TASK STATEMENT ->
Your task is to reproduce the material exactly.

INPUT ROWS ->
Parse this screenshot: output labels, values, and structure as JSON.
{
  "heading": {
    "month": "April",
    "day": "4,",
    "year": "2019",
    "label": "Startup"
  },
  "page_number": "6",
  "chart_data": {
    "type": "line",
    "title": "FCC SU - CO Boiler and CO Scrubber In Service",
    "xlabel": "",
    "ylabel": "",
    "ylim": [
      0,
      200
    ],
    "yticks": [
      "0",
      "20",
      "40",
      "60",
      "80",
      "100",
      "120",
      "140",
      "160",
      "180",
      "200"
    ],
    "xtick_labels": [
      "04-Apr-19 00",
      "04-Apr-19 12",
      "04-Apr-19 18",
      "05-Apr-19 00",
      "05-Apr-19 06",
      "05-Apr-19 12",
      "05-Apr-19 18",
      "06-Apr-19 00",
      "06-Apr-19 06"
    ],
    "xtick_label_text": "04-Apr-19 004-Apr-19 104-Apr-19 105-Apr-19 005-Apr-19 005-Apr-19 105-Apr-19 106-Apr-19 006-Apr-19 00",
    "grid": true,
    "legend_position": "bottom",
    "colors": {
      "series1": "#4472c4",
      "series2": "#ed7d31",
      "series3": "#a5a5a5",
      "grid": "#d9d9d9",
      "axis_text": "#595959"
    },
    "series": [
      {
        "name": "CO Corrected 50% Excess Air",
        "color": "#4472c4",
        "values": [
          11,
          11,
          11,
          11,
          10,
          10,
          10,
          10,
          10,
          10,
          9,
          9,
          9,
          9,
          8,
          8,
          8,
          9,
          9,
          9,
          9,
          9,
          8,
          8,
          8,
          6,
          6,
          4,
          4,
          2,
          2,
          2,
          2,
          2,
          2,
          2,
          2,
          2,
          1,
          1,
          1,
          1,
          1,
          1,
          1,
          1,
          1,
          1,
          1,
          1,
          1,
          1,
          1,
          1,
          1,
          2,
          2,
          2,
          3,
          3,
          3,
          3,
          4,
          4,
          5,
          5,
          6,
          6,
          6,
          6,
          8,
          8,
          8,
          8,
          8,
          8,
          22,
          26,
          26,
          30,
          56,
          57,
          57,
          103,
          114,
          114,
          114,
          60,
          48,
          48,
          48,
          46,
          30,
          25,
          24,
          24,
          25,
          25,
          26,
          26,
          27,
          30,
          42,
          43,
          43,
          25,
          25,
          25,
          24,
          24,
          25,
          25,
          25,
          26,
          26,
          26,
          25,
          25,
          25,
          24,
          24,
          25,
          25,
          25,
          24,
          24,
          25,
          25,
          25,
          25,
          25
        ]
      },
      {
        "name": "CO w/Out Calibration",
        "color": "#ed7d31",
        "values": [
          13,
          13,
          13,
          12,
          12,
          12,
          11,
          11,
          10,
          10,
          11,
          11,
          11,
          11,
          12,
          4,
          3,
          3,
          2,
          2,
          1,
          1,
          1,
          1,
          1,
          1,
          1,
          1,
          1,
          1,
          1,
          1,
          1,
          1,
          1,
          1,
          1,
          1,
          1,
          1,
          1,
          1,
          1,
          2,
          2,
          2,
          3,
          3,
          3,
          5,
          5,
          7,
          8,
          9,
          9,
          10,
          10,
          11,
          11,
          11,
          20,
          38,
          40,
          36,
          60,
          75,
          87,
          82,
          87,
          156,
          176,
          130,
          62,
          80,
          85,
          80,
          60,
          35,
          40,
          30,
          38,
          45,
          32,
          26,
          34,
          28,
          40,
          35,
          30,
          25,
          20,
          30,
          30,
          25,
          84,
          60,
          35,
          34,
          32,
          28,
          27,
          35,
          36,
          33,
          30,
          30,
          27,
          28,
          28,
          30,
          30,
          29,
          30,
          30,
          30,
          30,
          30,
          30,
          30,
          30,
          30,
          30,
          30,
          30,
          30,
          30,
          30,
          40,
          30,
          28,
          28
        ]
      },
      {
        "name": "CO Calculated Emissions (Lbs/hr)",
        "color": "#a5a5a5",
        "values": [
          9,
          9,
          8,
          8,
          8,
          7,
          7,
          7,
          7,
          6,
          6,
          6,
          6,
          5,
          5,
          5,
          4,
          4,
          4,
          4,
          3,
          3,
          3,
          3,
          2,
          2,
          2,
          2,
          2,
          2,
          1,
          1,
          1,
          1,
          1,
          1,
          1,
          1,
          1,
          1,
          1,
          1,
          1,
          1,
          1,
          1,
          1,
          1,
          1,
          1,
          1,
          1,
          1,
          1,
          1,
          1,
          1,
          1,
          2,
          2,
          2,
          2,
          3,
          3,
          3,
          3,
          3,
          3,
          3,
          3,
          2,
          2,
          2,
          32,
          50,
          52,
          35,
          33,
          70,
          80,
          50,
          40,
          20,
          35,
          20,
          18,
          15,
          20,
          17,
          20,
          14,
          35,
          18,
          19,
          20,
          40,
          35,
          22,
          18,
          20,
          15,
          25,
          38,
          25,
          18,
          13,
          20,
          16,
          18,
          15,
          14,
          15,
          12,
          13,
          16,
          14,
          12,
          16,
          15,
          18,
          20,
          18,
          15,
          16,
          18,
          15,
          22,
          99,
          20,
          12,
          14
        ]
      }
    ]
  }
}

WORKED SOLUTION ->
Parse this screenshot: output labels, values, and structure as JSON.
{
  "heading": {
    "month": "April",
    "day": "4,",
    "year": "2019",
    "label": "Startup"
  },
  "page_number": "6",
  "chart_data": {
    "type": "line",
    "title": "FCC SU - CO Boiler and CO Scrubber In Service",
    "xlabel": "",
    "ylabel": "",
    "ylim": [
      0,
      200
    ],
    "yticks": [
      "0",
      "20",
      "40",
      "60",
      "80",
      "100",
      "120",
      "140",
      "160",
      "180",
      "200"
    ],
    "xtick_labels": [
      "04-Apr-19 00",
      "04-Apr-19 12",
      "04-Apr-19 18",
      "05-Apr-19 00",
      "05-Apr-19 06",
      "05-Apr-19 12",
      "05-Apr-19 18",
      "06-Apr-19 00",
      "06-Apr-19 06"
    ],
    "xtick_label_text": "04-Apr-19 004-Apr-19 104-Apr-19 105-Apr-19 005-Apr-19 005-Apr-19 105-Apr-19 106-Apr-19 006-Apr-19 00",
    "grid": true,
    "legend_position": "bottom",
    "colors": {
      "series1": "#4472c4",
      "series2": "#ed7d31",
      "series3": "#a5a5a5",
      "grid": "#d9d9d9",
      "axis_text": "#595959"
    },
    "series": [
      {
        "name": "CO Corrected 50% Excess Air",
        "color": "#4472c4",
        "values": [
          11,
          11,
          11,
          11,
          10,
          10,
          10,
          10,
          10,
          10,
          9,
          9,
          9,
          9,
          8,
          8,
          8,
          9,
          9,
          9,
          9,
          9,
          8,
          8,
          8,
          6,
          6,
          4,
          4,
          2,
          2,
          2,
          2,
          2,
          2,
          2,
          2,
          2,
          1,
          1,
          1,
          1,
          1,
          1,
          1,
          1,
          1,
          1,
          1,
          1,
          1,
          1,
          1,
          1,
          1,
          2,
          2,
          2,
          3,
          3,
          3,
          3,
          4,
          4,
          5,
          5,
          6,
          6,
          6,
          6,
          8,
          8,
          8,
          8,
          8,
          8,
          22,
          26,
          26,
          30,
          56,
          57,
          57,
          103,
          114,
          114,
          114,
          60,
          48,
          48,
          48,
          46,
          30,
          25,
          24,
          24,
          25,
          25,
          26,
          26,
          27,
          30,
          42,
          43,
          43,
          25,
          25,
          25,
          24,
          24,
          25,
          25,
          25,
          26,
          26,
          26,
          25,
          25,
          25,
          24,
          24,
          25,
          25,
          25,
          24,
          24,
          25,
          25,
          25,
          25,
          25
        ]
      },
      {
        "name": "CO w/Out Calibration",
        "color": "#ed7d31",
        "values": [
          13,
          13,
          13,
          12,
          12,
          12,
          11,
          11,
          10,
          10,
          11,
          11,
          11,
          11,
          12,
          4,
          3,
          3,
          2,
          2,
          1,
          1,
          1,
          1,
          1,
          1,
          1,
          1,
          1,
          1,
          1,
          1,
          1,
          1,
          1,
          1,
          1,
          1,
          1,
          1,
          1,
          1,
          1,
          2,
          2,
          2,
          3,
          3,
          3,
          5,
          5,
          7,
          8,
          9,
          9,
          10,
          10,
          11,
          11,
          11,
          20,
          38,
          40,
          36,
          60,
          75,
          87,
          82,
          87,
          156,
          176,
          130,
          62,
          80,
          85,
          80,
          60,
          35,
          40,
          30,
          38,
          45,
          32,
          26,
          34,
          28,
          40,
          35,
          30,
          25,
          20,
          30,
          30,
          25,
          84,
          60,
          35,
          34,
          32,
          28,
          27,
          35,
          36,
          33,
          30,
          30,
          27,
          28,
          28,
          30,
          30,
          29,
          30,
          30,
          30,
          30,
          30,
          30,
          30,
          30,
          30,
          30,
          30,
          30,
          30,
          30,
          30,
          40,
          30,
          28,
          28
        ]
      },
      {
        "name": "CO Calculated Emissions (Lbs/hr)",
        "color": "#a5a5a5",
        "values": [
          9,
          9,
          8,
          8,
          8,
          7,
          7,
          7,
          7,
          6,
          6,
          6,
          6,
          5,
          5,
          5,
          4,
          4,
          4,
          4,
          3,
          3,
          3,
          3,
          2,
          2,
          2,
          2,
          2,
          2,
          1,
          1,
          1,
          1,
          1,
          1,
          1,
          1,
          1,
          1,
          1,
          1,
          1,
          1,
          1,
          1,
          1,
          1,
          1,
          1,
          1,
          1,
          1,
          1,
          1,
          1,
          1,
          1,
          2,
          2,
          2,
          2,
          3,
          3,
          3,
          3,
          3,
          3,
          3,
          3,
          2,
          2,
          2,
          32,
          50,
          52,
          35,
          33,
          70,
          80,
          50,
          40,
          20,
          35,
          20,
          18,
          15,
          20,
          17,
          20,
          14,
          35,
          18,
          19,
          20,
          40,
          35,
          22,
          18,
          20,
          15,
          25,
          38,
          25,
          18,
          13,
          20,
          16,
          18,
          15,
          14,
          15,
          12,
          13,
          16,
          14,
          12,
          16,
          15,
          18,
          20,
          18,
          15,
          16,
          18,
          15,
          22,
          99,
          20,
          12,
          14
        ]
      }
    ]
  }
}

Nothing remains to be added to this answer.